* _DATASET CONTENT_:
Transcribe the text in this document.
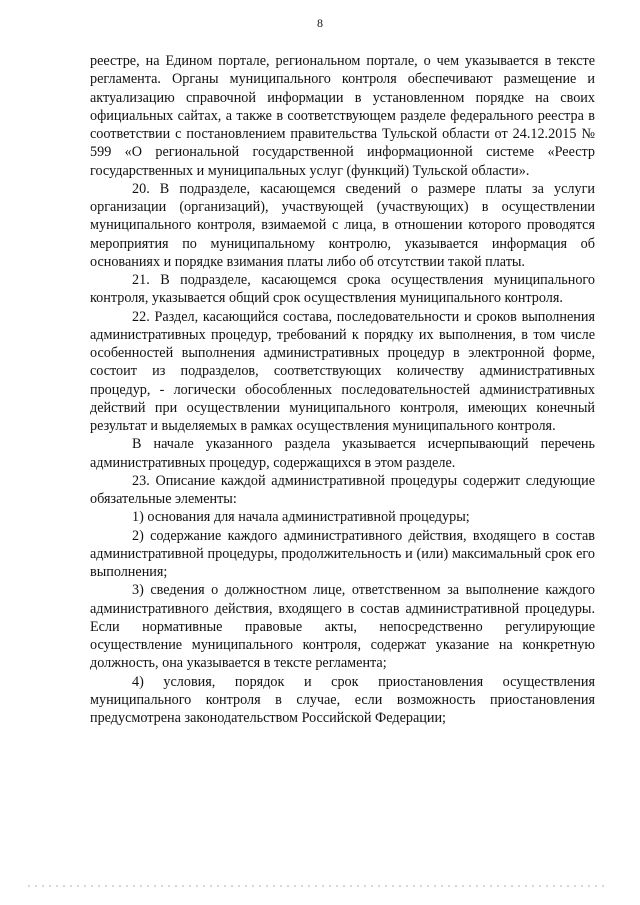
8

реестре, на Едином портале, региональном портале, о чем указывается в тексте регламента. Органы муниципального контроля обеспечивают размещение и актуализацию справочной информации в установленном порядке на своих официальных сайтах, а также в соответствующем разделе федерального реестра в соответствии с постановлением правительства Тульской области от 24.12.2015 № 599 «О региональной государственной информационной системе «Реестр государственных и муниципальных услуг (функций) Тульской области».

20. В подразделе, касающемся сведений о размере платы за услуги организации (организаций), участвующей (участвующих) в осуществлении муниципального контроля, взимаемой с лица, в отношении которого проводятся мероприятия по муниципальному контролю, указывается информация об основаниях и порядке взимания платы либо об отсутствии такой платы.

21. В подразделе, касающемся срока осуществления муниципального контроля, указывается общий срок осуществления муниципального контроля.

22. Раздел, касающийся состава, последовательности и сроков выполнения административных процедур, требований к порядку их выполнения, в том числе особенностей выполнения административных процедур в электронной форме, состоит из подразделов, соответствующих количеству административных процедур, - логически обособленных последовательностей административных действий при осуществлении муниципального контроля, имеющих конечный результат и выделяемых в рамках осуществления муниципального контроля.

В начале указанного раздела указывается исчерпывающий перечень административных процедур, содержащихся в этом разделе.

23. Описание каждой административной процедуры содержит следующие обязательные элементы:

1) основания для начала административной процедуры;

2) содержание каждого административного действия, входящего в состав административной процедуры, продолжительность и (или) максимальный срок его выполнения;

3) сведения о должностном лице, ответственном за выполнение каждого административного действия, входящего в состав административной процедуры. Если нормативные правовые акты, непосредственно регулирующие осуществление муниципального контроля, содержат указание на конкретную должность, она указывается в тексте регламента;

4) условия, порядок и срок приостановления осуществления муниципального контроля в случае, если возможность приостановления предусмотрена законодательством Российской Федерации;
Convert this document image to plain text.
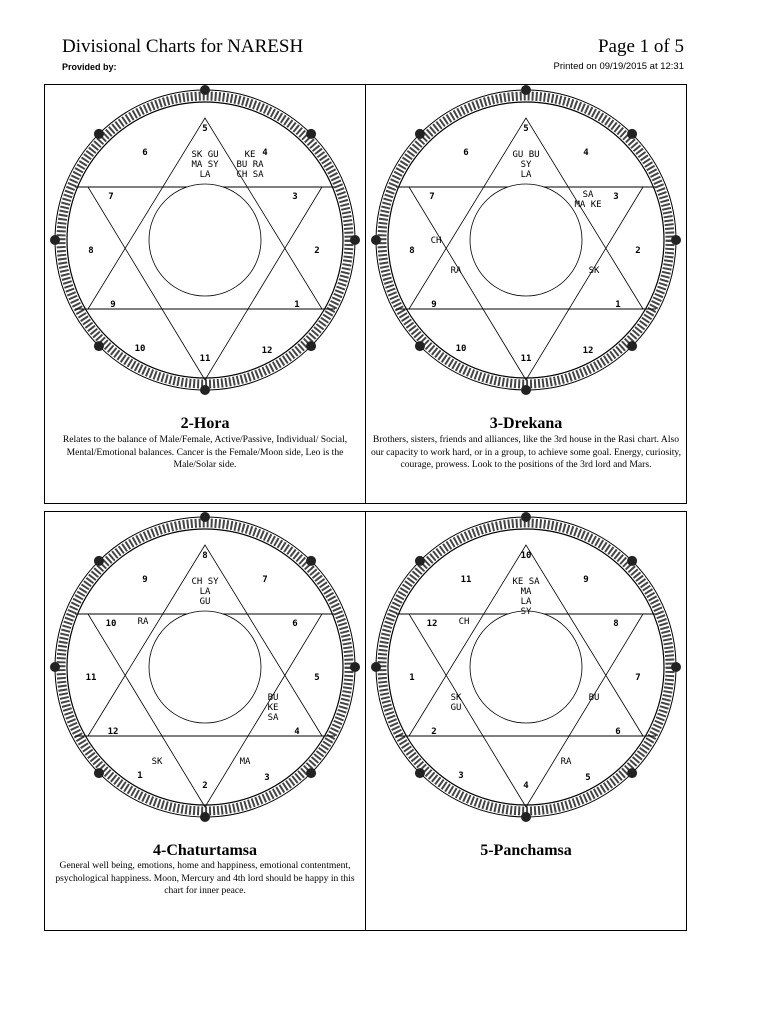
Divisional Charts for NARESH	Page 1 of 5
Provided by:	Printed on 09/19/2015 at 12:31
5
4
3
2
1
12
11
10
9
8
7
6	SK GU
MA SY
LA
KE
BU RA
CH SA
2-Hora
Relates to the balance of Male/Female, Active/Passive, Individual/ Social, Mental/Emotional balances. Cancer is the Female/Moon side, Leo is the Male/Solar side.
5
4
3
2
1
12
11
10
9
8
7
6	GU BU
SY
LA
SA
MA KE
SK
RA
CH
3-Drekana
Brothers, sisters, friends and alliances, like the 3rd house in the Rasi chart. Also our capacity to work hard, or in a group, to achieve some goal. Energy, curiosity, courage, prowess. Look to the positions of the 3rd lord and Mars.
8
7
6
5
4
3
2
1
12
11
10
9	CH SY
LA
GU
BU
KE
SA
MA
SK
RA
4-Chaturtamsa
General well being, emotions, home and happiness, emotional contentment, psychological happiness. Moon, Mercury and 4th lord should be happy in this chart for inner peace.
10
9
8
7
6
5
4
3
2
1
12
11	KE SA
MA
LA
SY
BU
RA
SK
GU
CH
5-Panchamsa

--

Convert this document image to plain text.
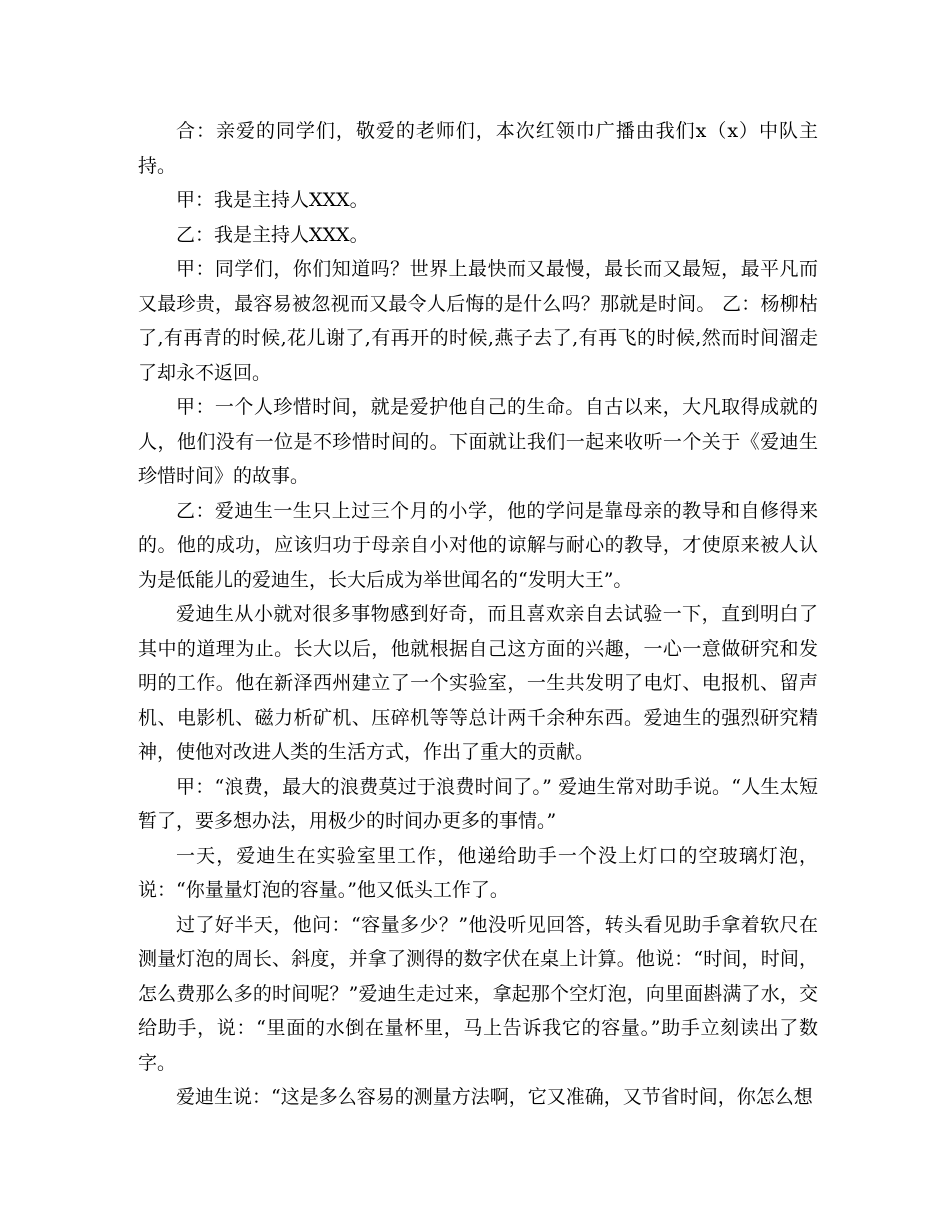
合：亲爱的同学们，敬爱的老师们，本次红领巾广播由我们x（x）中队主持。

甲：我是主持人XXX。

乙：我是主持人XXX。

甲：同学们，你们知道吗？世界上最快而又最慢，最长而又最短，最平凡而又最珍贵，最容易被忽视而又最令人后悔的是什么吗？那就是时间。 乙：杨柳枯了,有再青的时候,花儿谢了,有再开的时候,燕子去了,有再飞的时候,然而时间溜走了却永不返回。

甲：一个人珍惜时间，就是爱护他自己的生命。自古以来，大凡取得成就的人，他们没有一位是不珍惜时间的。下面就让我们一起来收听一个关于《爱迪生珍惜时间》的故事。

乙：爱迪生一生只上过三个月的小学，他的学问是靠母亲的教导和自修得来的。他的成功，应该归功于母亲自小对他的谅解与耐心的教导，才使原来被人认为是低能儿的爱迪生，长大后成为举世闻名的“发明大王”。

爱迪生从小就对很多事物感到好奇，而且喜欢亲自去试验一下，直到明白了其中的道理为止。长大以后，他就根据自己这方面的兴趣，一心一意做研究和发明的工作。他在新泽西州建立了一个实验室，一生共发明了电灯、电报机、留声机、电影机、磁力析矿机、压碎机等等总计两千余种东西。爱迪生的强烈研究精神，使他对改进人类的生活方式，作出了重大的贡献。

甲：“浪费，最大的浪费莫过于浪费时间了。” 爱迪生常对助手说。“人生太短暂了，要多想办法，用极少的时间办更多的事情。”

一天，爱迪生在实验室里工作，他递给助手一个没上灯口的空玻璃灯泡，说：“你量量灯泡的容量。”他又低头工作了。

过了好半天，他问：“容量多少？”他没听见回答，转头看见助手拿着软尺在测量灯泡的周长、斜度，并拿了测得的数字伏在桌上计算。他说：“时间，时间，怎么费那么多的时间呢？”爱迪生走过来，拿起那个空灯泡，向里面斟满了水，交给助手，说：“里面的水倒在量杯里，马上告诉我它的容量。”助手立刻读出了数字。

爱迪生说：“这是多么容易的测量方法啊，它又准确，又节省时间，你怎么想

* _WHAT NEEDS TO BE DONE_: Copy out each line of the records where the string "административного" appears.

* _COMPLETE OUTPUT_:
2) содержание каждого административного действия, входящего в состав административной процедуры, продолжительность и (или) максимальный срок его выполнения;
3) сведения о должностном лице, ответственном за выполнение каждого административного действия, входящего в состав административной процедуры. Если нормативные правовые акты, непосредственно регулирующие осуществление муниципального контроля, содержат указание на конкретную должность, она указывается в тексте регламента;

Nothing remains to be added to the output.